Only lines with the string "activity" matter here; gather them from the material below.

** START OF Supplied entries **

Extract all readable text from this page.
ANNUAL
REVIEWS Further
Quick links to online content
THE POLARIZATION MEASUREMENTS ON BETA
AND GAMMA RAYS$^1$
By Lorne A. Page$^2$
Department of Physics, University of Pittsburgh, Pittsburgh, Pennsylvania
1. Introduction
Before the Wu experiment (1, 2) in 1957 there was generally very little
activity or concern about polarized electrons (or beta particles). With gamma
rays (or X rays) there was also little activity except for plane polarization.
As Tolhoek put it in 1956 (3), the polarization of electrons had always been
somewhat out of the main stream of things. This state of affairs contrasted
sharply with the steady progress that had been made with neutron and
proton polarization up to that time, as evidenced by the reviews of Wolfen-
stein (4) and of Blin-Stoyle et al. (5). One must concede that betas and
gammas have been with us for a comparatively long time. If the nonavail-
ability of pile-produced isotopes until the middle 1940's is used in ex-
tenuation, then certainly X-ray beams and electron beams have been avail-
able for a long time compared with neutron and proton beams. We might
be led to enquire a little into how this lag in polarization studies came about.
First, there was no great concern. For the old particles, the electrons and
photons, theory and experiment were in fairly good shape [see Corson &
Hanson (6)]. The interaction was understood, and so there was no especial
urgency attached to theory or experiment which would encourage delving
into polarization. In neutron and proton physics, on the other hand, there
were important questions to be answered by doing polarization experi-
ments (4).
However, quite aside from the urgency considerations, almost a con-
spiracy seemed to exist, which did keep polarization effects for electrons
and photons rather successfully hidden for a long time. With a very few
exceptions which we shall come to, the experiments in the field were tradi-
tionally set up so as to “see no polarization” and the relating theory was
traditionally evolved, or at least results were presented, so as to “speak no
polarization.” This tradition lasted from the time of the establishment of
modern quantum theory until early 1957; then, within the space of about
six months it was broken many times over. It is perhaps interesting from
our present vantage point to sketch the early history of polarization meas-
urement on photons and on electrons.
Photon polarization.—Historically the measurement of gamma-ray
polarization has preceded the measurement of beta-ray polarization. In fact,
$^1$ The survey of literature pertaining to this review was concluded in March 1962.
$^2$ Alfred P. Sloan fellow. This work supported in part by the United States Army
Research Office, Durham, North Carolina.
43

** END OF Supplied entries **

Expected answer:
activity or concern about polarized electrons (or beta particles). With gamma
rays (or X rays) there was also little activity except for plane polarization.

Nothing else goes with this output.